_Challenge_
Go through the data below and gather each line containing "водоотведения".

(Data records)
*****

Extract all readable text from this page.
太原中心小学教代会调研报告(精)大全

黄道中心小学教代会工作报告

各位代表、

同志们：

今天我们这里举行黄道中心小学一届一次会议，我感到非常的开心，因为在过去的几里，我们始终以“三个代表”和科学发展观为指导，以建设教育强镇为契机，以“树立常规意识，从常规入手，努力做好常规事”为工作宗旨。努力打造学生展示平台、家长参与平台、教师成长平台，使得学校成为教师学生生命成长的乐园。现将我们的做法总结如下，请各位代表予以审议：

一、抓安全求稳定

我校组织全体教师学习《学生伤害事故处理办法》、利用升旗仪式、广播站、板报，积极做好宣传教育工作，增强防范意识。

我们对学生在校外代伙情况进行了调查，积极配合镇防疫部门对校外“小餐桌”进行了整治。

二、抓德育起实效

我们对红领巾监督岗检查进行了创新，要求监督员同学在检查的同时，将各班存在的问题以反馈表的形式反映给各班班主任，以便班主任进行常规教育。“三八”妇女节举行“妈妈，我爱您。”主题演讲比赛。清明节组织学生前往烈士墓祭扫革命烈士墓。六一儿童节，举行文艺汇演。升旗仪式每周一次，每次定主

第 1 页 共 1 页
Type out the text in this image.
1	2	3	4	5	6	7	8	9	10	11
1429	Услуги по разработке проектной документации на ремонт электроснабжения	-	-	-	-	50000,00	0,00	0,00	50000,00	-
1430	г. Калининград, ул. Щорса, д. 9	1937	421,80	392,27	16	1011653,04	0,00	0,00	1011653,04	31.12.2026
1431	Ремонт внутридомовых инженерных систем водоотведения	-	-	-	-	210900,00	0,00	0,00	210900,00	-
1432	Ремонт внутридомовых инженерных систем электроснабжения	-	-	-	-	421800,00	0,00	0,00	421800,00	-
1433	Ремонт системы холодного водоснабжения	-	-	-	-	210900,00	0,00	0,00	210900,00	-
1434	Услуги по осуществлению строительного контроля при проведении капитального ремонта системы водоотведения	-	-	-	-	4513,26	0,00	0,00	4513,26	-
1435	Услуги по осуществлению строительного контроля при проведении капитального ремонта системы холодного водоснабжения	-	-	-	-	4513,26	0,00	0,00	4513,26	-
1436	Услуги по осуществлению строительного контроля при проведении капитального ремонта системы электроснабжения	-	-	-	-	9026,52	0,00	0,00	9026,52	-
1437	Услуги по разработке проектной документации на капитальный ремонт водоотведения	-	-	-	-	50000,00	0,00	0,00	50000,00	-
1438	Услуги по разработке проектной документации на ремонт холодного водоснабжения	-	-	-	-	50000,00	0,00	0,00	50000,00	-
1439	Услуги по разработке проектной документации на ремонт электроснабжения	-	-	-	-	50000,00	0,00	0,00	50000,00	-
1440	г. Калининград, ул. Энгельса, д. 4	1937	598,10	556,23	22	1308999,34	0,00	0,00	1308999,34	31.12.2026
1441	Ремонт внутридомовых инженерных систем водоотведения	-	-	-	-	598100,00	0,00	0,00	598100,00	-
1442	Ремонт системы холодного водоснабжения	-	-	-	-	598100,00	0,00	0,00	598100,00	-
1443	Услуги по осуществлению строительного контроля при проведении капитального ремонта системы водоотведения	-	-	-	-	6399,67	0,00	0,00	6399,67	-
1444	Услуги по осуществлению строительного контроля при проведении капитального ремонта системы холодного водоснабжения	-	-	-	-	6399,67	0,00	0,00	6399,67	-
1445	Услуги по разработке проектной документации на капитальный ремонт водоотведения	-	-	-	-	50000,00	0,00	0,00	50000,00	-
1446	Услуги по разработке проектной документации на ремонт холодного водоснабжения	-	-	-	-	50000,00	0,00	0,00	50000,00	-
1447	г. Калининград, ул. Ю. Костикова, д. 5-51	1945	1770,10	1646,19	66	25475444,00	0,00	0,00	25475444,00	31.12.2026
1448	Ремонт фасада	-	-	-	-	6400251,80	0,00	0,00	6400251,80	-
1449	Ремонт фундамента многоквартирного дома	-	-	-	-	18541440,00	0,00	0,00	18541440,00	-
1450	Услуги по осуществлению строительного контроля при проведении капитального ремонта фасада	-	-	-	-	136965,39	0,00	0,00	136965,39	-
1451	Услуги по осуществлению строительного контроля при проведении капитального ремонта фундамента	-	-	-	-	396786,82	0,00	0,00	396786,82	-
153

*****

_Finished answer_
1431	Ремонт внутридомовых инженерных систем водоотведения	-	-	-	-	210900,00	0,00	0,00	210900,00	-
1434	Услуги по осуществлению строительного контроля при проведении капитального ремонта системы водоотведения	-	-	-	-	4513,26	0,00	0,00	4513,26	-
1437	Услуги по разработке проектной документации на капитальный ремонт водоотведения	-	-	-	-	50000,00	0,00	0,00	50000,00	-
1441	Ремонт внутридомовых инженерных систем водоотведения	-	-	-	-	598100,00	0,00	0,00	598100,00	-
1443	Услуги по осуществлению строительного контроля при проведении капитального ремонта системы водоотведения	-	-	-	-	6399,67	0,00	0,00	6399,67	-
1445	Услуги по разработке проектной документации на капитальный ремонт водоотведения	-	-	-	-	50000,00	0,00	0,00	50000,00	-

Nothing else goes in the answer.